▶ _The request_
Find and copy every line in the records that includes the string "page".
===== Provided material =====
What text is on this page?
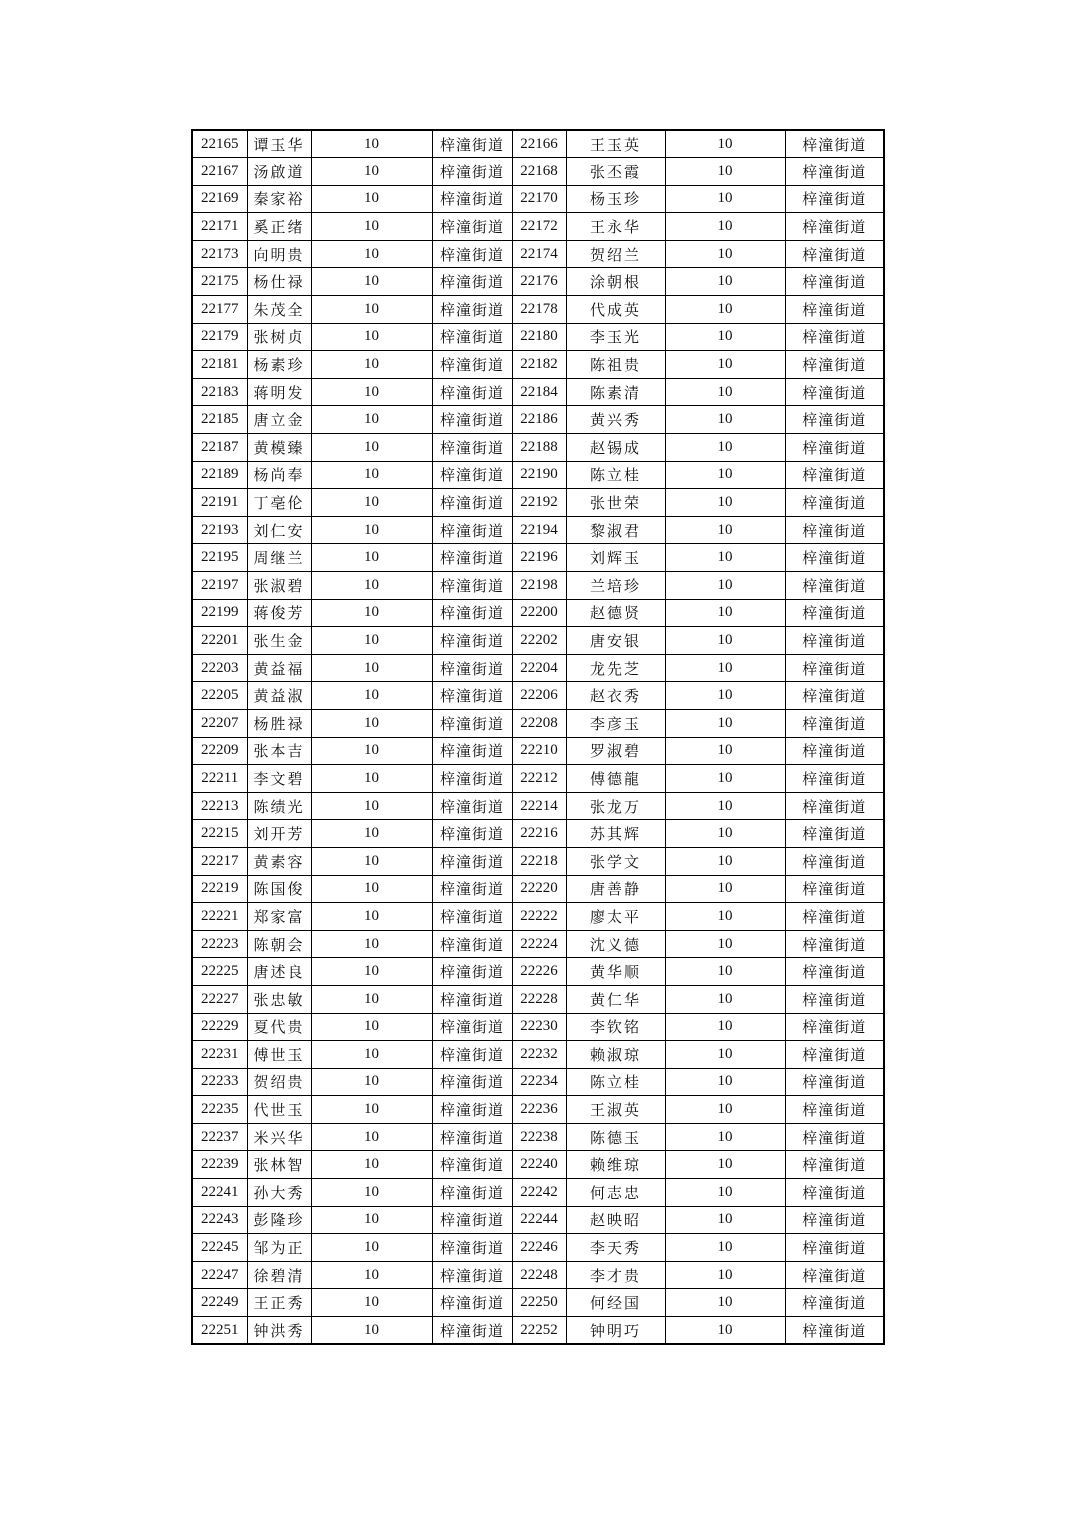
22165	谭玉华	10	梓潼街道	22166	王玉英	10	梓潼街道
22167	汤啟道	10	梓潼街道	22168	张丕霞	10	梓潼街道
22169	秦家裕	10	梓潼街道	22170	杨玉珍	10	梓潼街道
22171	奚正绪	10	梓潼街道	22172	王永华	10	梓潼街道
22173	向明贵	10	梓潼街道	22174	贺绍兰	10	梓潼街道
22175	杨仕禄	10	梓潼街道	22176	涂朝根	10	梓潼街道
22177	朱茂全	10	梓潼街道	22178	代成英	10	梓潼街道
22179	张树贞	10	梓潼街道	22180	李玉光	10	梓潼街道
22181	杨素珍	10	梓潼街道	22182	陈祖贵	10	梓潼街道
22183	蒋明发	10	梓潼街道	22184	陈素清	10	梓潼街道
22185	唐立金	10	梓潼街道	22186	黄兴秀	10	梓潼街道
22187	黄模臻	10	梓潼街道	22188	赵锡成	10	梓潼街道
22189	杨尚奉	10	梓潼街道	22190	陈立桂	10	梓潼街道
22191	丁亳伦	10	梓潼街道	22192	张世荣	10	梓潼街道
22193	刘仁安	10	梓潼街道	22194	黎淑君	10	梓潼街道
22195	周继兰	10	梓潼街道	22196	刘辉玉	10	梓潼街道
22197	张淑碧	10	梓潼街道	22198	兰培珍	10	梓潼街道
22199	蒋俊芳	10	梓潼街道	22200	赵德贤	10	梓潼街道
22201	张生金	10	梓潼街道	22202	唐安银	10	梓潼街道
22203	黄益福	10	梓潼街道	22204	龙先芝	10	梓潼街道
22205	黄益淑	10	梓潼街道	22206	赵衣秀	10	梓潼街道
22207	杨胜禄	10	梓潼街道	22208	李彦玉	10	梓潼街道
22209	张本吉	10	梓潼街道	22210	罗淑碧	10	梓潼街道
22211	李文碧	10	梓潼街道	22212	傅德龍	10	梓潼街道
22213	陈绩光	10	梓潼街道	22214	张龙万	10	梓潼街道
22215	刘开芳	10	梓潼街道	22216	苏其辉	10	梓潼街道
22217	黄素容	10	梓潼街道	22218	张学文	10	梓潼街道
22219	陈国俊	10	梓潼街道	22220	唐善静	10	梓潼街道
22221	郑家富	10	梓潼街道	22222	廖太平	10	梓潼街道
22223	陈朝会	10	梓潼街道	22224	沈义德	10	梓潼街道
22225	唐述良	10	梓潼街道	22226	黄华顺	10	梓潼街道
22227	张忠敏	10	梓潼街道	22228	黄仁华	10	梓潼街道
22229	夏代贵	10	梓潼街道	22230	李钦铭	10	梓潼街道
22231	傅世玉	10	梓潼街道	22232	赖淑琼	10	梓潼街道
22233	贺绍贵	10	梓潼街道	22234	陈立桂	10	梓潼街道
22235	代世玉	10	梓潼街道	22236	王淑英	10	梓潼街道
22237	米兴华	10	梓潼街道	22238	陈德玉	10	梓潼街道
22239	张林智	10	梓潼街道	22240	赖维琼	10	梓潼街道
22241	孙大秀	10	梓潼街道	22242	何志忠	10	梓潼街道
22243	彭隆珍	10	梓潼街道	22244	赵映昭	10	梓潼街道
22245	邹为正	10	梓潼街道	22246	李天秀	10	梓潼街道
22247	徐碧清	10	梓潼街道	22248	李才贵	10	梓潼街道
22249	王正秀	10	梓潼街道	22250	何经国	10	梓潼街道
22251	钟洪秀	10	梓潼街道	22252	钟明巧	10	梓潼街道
=====
===== Provided material =====
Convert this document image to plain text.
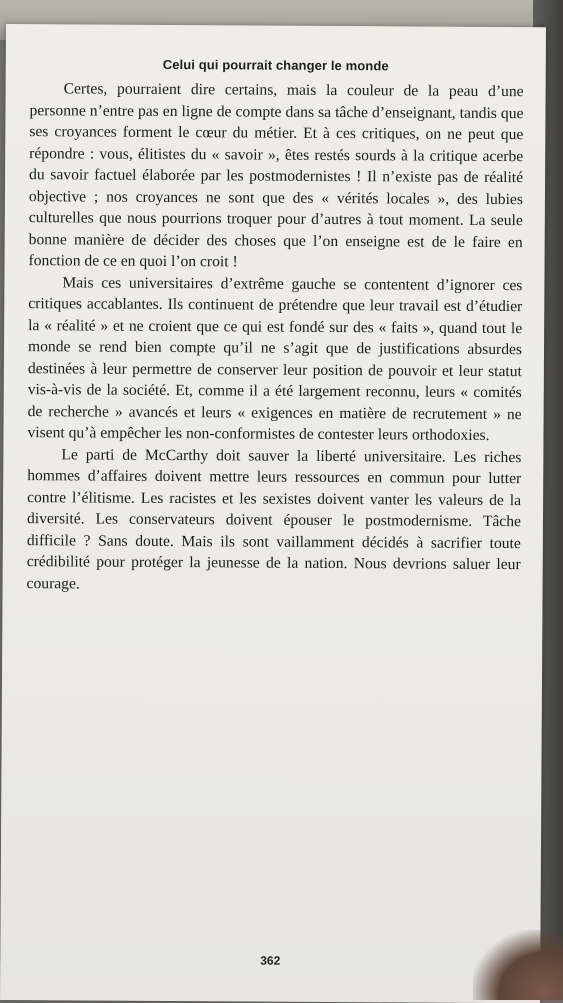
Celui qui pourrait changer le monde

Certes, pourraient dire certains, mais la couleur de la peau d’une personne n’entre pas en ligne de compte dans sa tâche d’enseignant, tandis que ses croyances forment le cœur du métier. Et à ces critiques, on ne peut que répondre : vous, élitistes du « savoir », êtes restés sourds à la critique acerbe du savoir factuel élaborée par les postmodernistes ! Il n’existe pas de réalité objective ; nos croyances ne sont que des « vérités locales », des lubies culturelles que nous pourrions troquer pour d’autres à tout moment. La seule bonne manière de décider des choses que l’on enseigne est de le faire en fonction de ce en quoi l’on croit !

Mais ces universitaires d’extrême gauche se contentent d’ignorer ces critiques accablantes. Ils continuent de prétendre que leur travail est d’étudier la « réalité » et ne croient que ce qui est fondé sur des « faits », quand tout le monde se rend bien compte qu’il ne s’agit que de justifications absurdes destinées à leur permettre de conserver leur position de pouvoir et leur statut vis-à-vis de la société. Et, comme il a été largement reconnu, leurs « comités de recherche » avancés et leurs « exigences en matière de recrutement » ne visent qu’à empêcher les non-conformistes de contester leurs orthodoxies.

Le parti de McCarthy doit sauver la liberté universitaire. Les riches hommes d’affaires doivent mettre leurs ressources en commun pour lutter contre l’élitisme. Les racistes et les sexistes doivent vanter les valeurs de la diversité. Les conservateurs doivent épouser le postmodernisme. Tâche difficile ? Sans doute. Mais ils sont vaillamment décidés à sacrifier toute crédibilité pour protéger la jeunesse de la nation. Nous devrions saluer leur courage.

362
=====
===== Provided material =====
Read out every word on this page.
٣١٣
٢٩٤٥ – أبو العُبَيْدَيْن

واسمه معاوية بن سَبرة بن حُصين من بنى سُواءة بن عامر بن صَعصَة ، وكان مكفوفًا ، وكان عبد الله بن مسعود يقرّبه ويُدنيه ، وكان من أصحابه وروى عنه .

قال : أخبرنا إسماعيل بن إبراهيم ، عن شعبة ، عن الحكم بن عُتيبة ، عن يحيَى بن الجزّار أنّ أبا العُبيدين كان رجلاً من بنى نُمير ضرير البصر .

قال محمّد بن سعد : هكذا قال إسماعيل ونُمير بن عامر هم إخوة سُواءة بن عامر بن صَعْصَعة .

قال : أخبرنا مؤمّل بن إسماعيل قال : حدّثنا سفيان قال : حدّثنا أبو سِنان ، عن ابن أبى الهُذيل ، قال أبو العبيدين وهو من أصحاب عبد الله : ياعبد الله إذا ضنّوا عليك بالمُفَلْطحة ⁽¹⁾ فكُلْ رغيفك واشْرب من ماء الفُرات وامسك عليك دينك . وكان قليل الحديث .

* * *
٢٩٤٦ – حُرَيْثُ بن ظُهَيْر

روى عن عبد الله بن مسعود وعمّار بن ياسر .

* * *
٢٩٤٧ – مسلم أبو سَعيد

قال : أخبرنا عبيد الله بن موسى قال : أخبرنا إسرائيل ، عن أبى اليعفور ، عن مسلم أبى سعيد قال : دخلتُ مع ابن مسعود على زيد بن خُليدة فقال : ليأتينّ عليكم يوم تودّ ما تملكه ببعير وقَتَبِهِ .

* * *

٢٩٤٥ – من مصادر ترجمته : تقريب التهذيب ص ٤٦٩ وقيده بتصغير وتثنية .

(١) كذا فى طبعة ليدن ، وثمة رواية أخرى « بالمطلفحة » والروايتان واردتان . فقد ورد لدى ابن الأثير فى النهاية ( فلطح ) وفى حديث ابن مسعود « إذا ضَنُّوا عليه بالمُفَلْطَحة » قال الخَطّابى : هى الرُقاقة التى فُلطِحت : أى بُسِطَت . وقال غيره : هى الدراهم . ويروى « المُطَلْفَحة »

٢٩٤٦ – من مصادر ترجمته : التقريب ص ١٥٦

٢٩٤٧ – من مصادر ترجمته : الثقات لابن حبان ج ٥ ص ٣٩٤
=====
▶ _Complete response_
What text is on this page?
Read out every word on this page.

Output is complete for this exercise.